:: 可用数据 ::
___

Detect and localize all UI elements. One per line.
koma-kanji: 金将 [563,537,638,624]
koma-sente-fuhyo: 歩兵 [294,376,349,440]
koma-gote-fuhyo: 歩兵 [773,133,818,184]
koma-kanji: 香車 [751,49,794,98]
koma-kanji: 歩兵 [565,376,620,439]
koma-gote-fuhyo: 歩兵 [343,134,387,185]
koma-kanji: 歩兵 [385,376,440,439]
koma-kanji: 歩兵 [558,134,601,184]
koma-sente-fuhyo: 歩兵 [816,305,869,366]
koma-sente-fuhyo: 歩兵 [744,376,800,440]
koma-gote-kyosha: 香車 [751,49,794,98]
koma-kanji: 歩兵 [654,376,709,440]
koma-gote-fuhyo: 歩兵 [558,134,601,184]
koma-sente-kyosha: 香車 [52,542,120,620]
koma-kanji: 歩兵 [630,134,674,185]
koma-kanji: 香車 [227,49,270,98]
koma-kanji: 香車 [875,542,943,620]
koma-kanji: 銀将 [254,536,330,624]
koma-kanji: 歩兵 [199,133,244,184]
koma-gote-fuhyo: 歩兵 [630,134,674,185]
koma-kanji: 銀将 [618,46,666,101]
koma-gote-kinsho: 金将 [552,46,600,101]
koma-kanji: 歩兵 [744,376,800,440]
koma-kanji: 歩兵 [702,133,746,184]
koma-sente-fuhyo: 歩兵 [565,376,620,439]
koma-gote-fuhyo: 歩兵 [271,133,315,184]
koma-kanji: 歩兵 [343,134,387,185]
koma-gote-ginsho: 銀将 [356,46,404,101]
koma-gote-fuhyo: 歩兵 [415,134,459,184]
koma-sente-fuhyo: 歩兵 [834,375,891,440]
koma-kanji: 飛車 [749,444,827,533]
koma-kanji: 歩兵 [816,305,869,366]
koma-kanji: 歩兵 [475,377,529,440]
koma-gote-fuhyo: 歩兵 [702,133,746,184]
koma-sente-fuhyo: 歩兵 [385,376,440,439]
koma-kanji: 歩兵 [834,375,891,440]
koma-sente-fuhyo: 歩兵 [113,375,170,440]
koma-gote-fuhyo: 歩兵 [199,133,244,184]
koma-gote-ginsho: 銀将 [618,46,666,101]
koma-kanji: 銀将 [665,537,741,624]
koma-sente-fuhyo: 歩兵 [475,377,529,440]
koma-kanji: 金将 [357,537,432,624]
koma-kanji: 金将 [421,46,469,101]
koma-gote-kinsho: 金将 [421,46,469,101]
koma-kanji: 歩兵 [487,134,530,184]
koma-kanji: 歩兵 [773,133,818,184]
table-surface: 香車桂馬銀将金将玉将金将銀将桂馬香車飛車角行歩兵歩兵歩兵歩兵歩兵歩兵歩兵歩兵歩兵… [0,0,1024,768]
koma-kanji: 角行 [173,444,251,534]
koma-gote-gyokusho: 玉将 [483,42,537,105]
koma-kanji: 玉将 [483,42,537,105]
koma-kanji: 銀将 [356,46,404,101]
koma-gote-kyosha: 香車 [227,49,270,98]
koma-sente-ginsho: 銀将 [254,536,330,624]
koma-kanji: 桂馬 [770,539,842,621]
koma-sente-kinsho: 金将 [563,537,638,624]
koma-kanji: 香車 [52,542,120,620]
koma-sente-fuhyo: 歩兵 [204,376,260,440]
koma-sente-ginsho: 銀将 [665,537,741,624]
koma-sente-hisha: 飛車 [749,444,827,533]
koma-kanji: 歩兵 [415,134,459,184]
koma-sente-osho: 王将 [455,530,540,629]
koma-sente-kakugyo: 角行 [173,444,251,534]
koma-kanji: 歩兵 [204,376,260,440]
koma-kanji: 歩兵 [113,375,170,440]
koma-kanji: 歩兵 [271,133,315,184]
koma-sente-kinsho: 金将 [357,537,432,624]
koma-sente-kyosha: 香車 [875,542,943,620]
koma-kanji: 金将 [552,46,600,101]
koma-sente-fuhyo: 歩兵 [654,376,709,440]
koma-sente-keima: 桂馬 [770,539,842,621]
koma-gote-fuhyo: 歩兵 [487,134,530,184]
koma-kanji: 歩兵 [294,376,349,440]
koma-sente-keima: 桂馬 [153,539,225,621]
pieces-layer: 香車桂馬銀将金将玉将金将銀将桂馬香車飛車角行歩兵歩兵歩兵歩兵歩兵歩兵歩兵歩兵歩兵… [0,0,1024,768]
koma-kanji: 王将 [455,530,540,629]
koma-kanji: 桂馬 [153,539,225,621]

___

:: 任务说明 ::
将以上全部数据逐行原样输出，不增删或改动任何字符。

:: 答复内容 ::
Detect and localize all UI elements. One per line.
koma-kanji: 金将 [563,537,638,624]
koma-sente-fuhyo: 歩兵 [294,376,349,440]
koma-gote-fuhyo: 歩兵 [773,133,818,184]
koma-kanji: 香車 [751,49,794,98]
koma-kanji: 歩兵 [565,376,620,439]
koma-gote-fuhyo: 歩兵 [343,134,387,185]
koma-kanji: 歩兵 [385,376,440,439]
koma-kanji: 歩兵 [558,134,601,184]
koma-sente-fuhyo: 歩兵 [816,305,869,366]
koma-sente-fuhyo: 歩兵 [744,376,800,440]
koma-gote-kyosha: 香車 [751,49,794,98]
koma-kanji: 歩兵 [654,376,709,440]
koma-gote-fuhyo: 歩兵 [558,134,601,184]
koma-sente-kyosha: 香車 [52,542,120,620]
koma-kanji: 歩兵 [630,134,674,185]
koma-kanji: 香車 [227,49,270,98]
koma-kanji: 香車 [875,542,943,620]
koma-kanji: 銀将 [254,536,330,624]
koma-kanji: 歩兵 [199,133,244,184]
koma-gote-fuhyo: 歩兵 [630,134,674,185]
koma-kanji: 銀将 [618,46,666,101]
koma-gote-kinsho: 金将 [552,46,600,101]
koma-kanji: 歩兵 [744,376,800,440]
koma-kanji: 歩兵 [702,133,746,184]
koma-sente-fuhyo: 歩兵 [565,376,620,439]
koma-gote-fuhyo: 歩兵 [271,133,315,184]
koma-kanji: 歩兵 [343,134,387,185]
koma-gote-ginsho: 銀将 [356,46,404,101]
koma-gote-fuhyo: 歩兵 [415,134,459,184]
koma-sente-fuhyo: 歩兵 [834,375,891,440]
koma-kanji: 飛車 [749,444,827,533]
koma-kanji: 歩兵 [816,305,869,366]
koma-kanji: 歩兵 [475,377,529,440]
koma-gote-fuhyo: 歩兵 [702,133,746,184]
koma-sente-fuhyo: 歩兵 [385,376,440,439]
koma-kanji: 歩兵 [834,375,891,440]
koma-sente-fuhyo: 歩兵 [113,375,170,440]
koma-gote-fuhyo: 歩兵 [199,133,244,184]
koma-gote-ginsho: 銀将 [618,46,666,101]
koma-kanji: 銀将 [665,537,741,624]
koma-sente-fuhyo: 歩兵 [475,377,529,440]
koma-kanji: 金将 [357,537,432,624]
koma-kanji: 金将 [421,46,469,101]
koma-gote-kinsho: 金将 [421,46,469,101]
koma-kanji: 歩兵 [487,134,530,184]
koma-kanji: 歩兵 [773,133,818,184]
table-surface: 香車桂馬銀将金将玉将金将銀将桂馬香車飛車角行歩兵歩兵歩兵歩兵歩兵歩兵歩兵歩兵歩兵… [0,0,1024,768]
koma-kanji: 角行 [173,444,251,534]
koma-gote-gyokusho: 玉将 [483,42,537,105]
koma-kanji: 玉将 [483,42,537,105]
koma-kanji: 銀将 [356,46,404,101]
koma-gote-kyosha: 香車 [227,49,270,98]
koma-sente-ginsho: 銀将 [254,536,330,624]
koma-kanji: 桂馬 [770,539,842,621]
koma-sente-kinsho: 金将 [563,537,638,624]
koma-kanji: 香車 [52,542,120,620]
koma-sente-fuhyo: 歩兵 [204,376,260,440]
koma-sente-ginsho: 銀将 [665,537,741,624]
koma-sente-hisha: 飛車 [749,444,827,533]
koma-kanji: 歩兵 [415,134,459,184]
koma-sente-osho: 王将 [455,530,540,629]
koma-sente-kakugyo: 角行 [173,444,251,534]
koma-kanji: 歩兵 [204,376,260,440]
koma-kanji: 歩兵 [113,375,170,440]
koma-kanji: 歩兵 [271,133,315,184]
koma-sente-kinsho: 金将 [357,537,432,624]
koma-sente-kyosha: 香車 [875,542,943,620]
koma-kanji: 金将 [552,46,600,101]
koma-sente-fuhyo: 歩兵 [654,376,709,440]
koma-sente-keima: 桂馬 [770,539,842,621]
koma-gote-fuhyo: 歩兵 [487,134,530,184]
koma-kanji: 歩兵 [294,376,349,440]
koma-sente-keima: 桂馬 [153,539,225,621]
pieces-layer: 香車桂馬銀将金将玉将金将銀将桂馬香車飛車角行歩兵歩兵歩兵歩兵歩兵歩兵歩兵歩兵歩兵… [0,0,1024,768]
koma-kanji: 王将 [455,530,540,629]
koma-kanji: 桂馬 [153,539,225,621]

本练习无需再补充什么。